§ **Short task**
Return, unchanged, everything in the material below from its first line down to the line containing "drawer-header: User abc@gmail.com", including both of those lines.

[Extracted records]
+ + +

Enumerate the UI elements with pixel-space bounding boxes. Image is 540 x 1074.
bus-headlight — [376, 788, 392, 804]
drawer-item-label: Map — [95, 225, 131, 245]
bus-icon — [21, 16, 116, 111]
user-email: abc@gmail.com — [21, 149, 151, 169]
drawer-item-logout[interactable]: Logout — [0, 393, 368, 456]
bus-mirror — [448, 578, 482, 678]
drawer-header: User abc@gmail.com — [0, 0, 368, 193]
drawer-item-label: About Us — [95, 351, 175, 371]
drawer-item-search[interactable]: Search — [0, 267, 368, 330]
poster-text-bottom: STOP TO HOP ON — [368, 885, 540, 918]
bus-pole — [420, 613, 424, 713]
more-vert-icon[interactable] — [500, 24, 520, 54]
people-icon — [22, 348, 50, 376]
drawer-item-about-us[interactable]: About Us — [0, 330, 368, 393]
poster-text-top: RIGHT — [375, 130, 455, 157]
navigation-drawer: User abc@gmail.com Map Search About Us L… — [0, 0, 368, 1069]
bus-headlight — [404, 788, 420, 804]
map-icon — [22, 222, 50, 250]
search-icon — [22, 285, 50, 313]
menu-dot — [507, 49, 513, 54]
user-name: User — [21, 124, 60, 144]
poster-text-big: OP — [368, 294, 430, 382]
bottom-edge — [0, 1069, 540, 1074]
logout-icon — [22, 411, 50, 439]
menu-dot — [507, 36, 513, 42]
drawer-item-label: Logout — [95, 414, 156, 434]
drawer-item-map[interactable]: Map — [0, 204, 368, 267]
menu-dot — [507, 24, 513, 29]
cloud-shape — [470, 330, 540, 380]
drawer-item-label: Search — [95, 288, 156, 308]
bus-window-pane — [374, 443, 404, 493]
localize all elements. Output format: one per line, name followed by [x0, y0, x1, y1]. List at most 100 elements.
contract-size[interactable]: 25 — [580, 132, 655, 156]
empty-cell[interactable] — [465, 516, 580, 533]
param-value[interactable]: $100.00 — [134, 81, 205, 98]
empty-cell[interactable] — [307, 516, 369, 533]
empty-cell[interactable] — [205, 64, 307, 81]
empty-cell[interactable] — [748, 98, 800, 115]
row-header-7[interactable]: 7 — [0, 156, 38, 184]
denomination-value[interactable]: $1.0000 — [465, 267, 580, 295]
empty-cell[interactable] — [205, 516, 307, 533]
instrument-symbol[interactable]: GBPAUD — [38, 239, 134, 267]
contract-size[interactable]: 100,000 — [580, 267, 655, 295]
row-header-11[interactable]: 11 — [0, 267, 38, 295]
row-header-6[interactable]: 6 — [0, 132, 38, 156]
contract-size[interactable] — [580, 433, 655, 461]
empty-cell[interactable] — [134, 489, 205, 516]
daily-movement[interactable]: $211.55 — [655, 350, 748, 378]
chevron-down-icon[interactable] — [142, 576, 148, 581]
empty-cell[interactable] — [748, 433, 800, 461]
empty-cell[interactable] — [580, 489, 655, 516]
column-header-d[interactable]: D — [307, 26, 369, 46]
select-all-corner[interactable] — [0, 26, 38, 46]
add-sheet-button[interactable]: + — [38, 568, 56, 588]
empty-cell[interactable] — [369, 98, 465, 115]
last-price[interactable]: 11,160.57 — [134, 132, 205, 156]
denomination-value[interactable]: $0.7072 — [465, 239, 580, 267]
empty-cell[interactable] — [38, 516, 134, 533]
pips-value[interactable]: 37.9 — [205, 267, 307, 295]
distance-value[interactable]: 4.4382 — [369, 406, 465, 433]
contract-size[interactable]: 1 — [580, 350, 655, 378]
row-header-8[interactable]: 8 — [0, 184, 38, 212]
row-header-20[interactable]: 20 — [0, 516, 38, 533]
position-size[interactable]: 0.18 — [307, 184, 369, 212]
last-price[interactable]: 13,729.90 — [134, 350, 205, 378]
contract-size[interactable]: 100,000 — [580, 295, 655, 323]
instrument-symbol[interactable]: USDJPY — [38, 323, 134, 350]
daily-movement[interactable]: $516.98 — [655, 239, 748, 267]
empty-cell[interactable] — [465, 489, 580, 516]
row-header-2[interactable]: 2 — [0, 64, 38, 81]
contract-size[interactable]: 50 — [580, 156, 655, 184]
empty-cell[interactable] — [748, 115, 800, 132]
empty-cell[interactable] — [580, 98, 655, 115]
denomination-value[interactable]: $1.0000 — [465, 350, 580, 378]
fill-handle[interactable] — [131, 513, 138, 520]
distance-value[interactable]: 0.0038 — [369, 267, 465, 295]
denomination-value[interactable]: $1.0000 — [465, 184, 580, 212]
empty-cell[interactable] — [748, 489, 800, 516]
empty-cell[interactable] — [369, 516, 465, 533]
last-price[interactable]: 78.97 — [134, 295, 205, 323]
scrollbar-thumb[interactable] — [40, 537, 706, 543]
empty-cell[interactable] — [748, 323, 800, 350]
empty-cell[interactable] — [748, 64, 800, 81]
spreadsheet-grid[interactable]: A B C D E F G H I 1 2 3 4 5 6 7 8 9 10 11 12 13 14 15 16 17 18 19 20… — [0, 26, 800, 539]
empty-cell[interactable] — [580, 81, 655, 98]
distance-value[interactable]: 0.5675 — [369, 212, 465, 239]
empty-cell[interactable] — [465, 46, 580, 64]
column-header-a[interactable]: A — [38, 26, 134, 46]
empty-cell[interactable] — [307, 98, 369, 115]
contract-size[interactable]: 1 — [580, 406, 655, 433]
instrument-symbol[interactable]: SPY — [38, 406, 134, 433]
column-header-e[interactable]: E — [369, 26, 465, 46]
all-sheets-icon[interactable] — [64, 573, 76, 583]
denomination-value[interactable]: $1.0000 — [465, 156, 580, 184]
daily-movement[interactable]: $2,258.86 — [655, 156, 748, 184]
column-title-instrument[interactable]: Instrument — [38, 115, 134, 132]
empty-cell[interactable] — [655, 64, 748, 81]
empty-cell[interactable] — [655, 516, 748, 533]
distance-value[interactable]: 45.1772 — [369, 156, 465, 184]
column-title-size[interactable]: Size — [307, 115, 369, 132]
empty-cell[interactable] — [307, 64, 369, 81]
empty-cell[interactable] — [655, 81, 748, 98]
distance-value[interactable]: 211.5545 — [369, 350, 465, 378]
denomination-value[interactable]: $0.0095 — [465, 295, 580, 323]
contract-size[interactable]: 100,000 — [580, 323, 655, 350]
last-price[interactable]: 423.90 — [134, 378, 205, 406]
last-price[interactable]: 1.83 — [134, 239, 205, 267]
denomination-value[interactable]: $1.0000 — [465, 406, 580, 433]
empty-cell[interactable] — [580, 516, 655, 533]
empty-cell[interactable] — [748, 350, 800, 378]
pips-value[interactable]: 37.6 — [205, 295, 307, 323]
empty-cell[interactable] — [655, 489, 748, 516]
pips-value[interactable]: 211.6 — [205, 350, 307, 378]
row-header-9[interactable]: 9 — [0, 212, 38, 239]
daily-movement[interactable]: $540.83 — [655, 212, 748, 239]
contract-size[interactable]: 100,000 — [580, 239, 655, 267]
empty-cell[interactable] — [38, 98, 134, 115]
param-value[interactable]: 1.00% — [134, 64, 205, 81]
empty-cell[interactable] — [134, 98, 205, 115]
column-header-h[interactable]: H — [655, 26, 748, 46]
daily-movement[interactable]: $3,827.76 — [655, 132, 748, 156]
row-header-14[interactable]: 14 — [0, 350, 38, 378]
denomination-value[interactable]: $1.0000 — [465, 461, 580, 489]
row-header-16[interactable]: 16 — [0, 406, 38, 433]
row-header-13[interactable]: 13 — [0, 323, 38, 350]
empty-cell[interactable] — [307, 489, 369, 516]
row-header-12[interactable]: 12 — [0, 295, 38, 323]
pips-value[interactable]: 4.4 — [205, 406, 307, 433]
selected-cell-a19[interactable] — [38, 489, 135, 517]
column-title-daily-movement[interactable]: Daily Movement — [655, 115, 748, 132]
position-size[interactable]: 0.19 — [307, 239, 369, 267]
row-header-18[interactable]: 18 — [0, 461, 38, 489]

+ + +

§ **Solution for this exercise**
Enumerate the UI elements with pixel-space bounding boxes. Image is 540 x 1074.
bus-headlight — [376, 788, 392, 804]
drawer-item-label: Map — [95, 225, 131, 245]
bus-icon — [21, 16, 116, 111]
user-email: abc@gmail.com — [21, 149, 151, 169]
drawer-item-logout[interactable]: Logout — [0, 393, 368, 456]
bus-mirror — [448, 578, 482, 678]
drawer-header: User abc@gmail.com — [0, 0, 368, 193]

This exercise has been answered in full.